WORK TO DO:
Every line below should be copied exactly; drop the pictures.

EXTRACTED MATERIAL:
====
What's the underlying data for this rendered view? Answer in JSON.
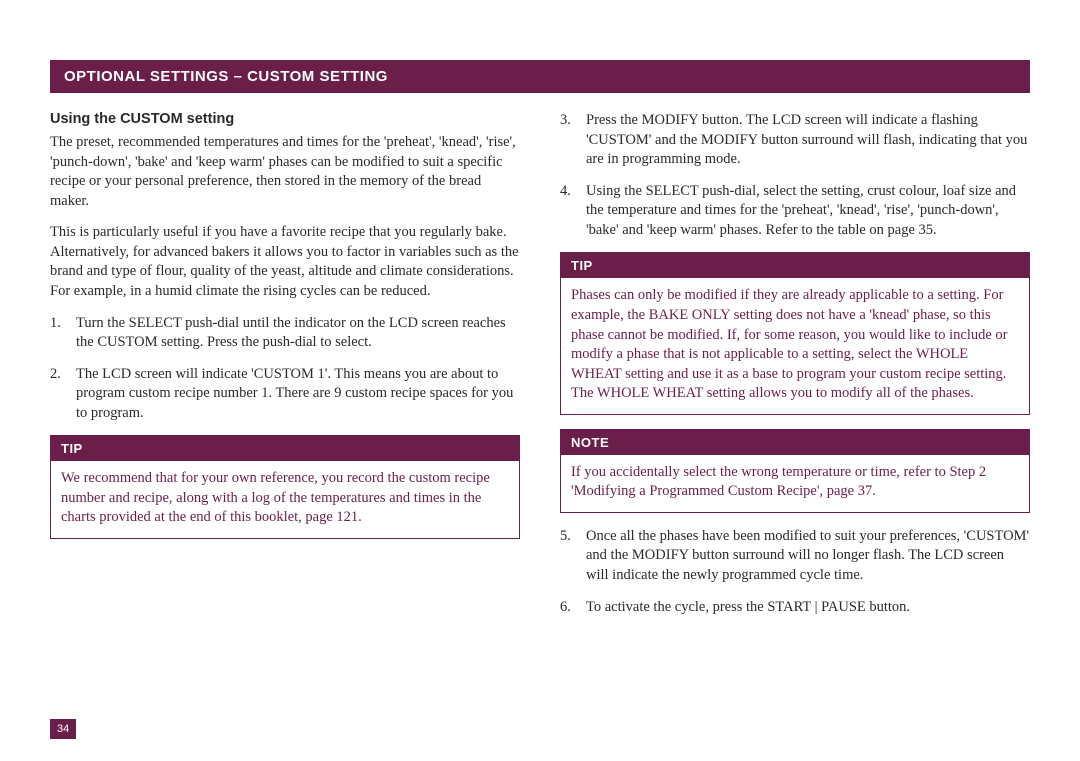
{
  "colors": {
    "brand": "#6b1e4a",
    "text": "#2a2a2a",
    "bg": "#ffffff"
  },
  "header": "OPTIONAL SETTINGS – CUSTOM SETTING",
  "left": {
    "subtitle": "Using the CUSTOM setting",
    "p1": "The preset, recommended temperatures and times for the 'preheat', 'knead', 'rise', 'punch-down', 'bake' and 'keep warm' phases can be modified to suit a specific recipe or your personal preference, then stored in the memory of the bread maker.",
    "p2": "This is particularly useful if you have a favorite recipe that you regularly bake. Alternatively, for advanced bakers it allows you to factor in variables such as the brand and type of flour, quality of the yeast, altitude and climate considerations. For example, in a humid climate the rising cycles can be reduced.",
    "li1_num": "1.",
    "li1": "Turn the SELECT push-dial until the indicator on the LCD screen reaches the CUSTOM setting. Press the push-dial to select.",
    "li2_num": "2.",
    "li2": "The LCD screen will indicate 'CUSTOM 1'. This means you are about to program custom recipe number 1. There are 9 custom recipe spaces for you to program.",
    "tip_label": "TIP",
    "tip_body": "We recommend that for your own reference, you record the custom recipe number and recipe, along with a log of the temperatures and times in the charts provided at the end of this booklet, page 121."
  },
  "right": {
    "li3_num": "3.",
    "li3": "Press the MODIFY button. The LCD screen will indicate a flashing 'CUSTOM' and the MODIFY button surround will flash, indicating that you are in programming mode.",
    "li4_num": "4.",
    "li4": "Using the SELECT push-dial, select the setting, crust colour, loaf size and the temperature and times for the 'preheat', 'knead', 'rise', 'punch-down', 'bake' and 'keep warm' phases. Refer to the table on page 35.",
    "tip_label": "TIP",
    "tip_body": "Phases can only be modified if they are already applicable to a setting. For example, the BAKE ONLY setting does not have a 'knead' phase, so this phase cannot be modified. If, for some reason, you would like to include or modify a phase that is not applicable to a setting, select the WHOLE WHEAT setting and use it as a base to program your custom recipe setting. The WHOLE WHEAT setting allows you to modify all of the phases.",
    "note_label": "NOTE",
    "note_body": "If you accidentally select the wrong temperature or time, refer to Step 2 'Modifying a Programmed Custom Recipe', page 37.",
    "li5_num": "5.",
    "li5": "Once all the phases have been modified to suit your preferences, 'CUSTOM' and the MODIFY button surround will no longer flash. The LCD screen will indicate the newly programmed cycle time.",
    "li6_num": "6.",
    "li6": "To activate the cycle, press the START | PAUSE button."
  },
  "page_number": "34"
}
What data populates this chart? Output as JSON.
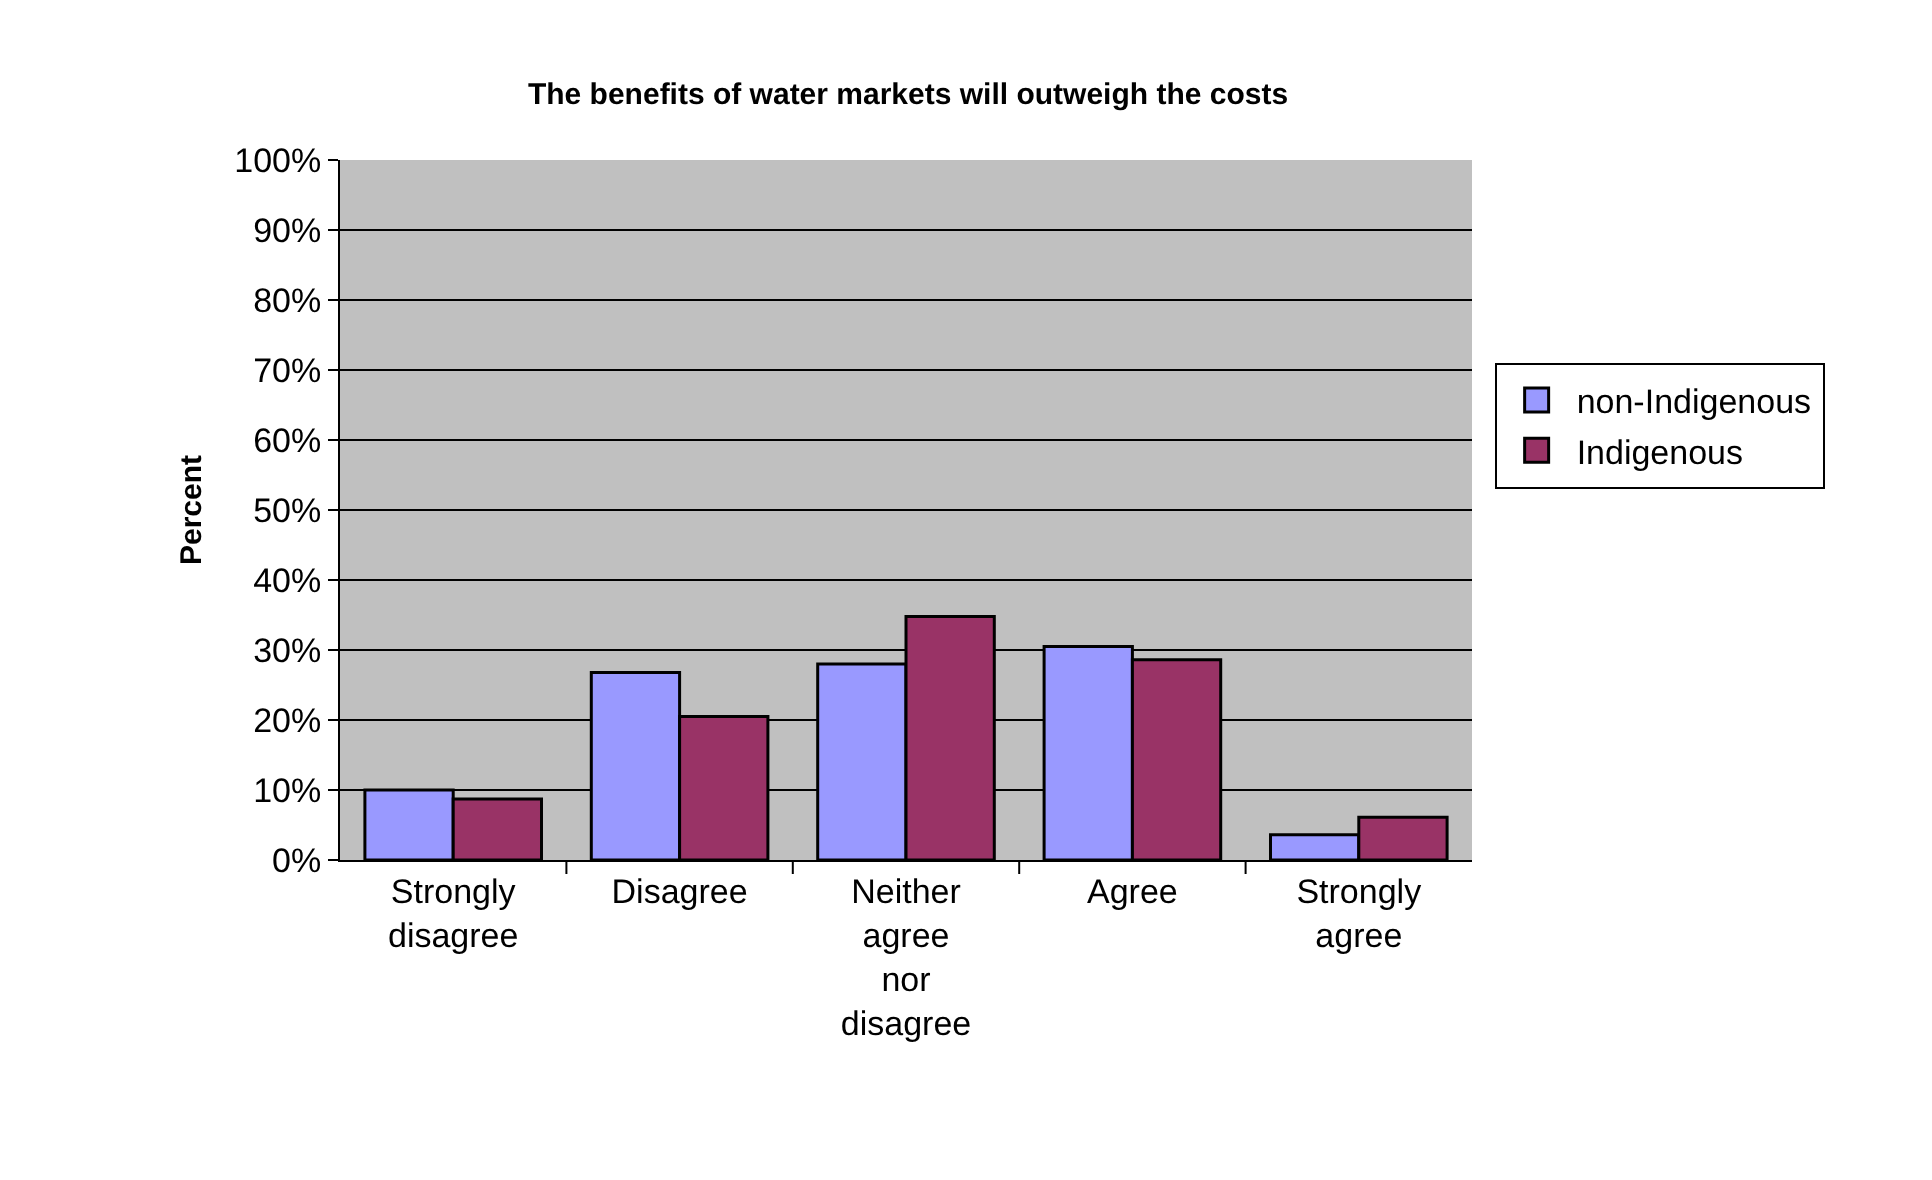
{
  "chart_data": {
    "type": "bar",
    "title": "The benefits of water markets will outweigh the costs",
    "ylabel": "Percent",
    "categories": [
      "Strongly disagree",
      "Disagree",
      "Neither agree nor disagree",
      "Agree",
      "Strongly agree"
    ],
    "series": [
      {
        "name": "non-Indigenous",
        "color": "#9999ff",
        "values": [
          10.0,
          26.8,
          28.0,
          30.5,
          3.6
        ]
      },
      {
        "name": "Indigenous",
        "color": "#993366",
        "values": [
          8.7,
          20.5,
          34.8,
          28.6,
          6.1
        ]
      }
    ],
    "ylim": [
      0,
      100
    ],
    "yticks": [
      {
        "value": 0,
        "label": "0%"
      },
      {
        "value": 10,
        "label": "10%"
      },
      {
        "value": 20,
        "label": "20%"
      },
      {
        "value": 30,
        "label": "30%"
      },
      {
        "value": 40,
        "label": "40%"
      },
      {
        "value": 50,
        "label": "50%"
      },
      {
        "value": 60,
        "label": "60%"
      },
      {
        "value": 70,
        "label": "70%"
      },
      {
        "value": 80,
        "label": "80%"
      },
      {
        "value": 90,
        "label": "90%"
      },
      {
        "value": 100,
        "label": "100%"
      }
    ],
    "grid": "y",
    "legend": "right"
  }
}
====
THE RESULT:
What's the underlying data for this rendered view? Answer in JSON.
{
  "colors": {
    "brand": "#6b1e4a",
    "text": "#2a2a2a",
    "bg": "#ffffff"
  },
  "header": "OPTIONAL SETTINGS – CUSTOM SETTING",
  "left": {
    "subtitle": "Using the CUSTOM setting",
    "p1": "The preset, recommended temperatures and times for the 'preheat', 'knead', 'rise', 'punch-down', 'bake' and 'keep warm' phases can be modified to suit a specific recipe or your personal preference, then stored in the memory of the bread maker.",
    "p2": "This is particularly useful if you have a favorite recipe that you regularly bake. Alternatively, for advanced bakers it allows you to factor in variables such as the brand and type of flour, quality of the yeast, altitude and climate considerations. For example, in a humid climate the rising cycles can be reduced.",
    "li1_num": "1.",
    "li1": "Turn the SELECT push-dial until the indicator on the LCD screen reaches the CUSTOM setting. Press the push-dial to select.",
    "li2_num": "2.",
    "li2": "The LCD screen will indicate 'CUSTOM 1'. This means you are about to program custom recipe number 1. There are 9 custom recipe spaces for you to program.",
    "tip_label": "TIP",
    "tip_body": "We recommend that for your own reference, you record the custom recipe number and recipe, along with a log of the temperatures and times in the charts provided at the end of this booklet, page 121."
  },
  "right": {
    "li3_num": "3.",
    "li3": "Press the MODIFY button. The LCD screen will indicate a flashing 'CUSTOM' and the MODIFY button surround will flash, indicating that you are in programming mode.",
    "li4_num": "4.",
    "li4": "Using the SELECT push-dial, select the setting, crust colour, loaf size and the temperature and times for the 'preheat', 'knead', 'rise', 'punch-down', 'bake' and 'keep warm' phases. Refer to the table on page 35.",
    "tip_label": "TIP",
    "tip_body": "Phases can only be modified if they are already applicable to a setting. For example, the BAKE ONLY setting does not have a 'knead' phase, so this phase cannot be modified. If, for some reason, you would like to include or modify a phase that is not applicable to a setting, select the WHOLE WHEAT setting and use it as a base to program your custom recipe setting. The WHOLE WHEAT setting allows you to modify all of the phases.",
    "note_label": "NOTE",
    "note_body": "If you accidentally select the wrong temperature or time, refer to Step 2 'Modifying a Programmed Custom Recipe', page 37.",
    "li5_num": "5.",
    "li5": "Once all the phases have been modified to suit your preferences, 'CUSTOM' and the MODIFY button surround will no longer flash. The LCD screen will indicate the newly programmed cycle time.",
    "li6_num": "6.",
    "li6": "To activate the cycle, press the START | PAUSE button."
  },
  "page_number": "34"
}
What data populates this chart? Output as JSON.
{
  "chart_data": {
    "type": "bar",
    "title": "The benefits of water markets will outweigh the costs",
    "ylabel": "Percent",
    "categories": [
      "Strongly disagree",
      "Disagree",
      "Neither agree nor disagree",
      "Agree",
      "Strongly agree"
    ],
    "series": [
      {
        "name": "non-Indigenous",
        "color": "#9999ff",
        "values": [
          10.0,
          26.8,
          28.0,
          30.5,
          3.6
        ]
      },
      {
        "name": "Indigenous",
        "color": "#993366",
        "values": [
          8.7,
          20.5,
          34.8,
          28.6,
          6.1
        ]
      }
    ],
    "ylim": [
      0,
      100
    ],
    "yticks": [
      {
        "value": 0,
        "label": "0%"
      },
      {
        "value": 10,
        "label": "10%"
      },
      {
        "value": 20,
        "label": "20%"
      },
      {
        "value": 30,
        "label": "30%"
      },
      {
        "value": 40,
        "label": "40%"
      },
      {
        "value": 50,
        "label": "50%"
      },
      {
        "value": 60,
        "label": "60%"
      },
      {
        "value": 70,
        "label": "70%"
      },
      {
        "value": 80,
        "label": "80%"
      },
      {
        "value": 90,
        "label": "90%"
      },
      {
        "value": 100,
        "label": "100%"
      }
    ],
    "grid": "y",
    "legend": "right"
  }
}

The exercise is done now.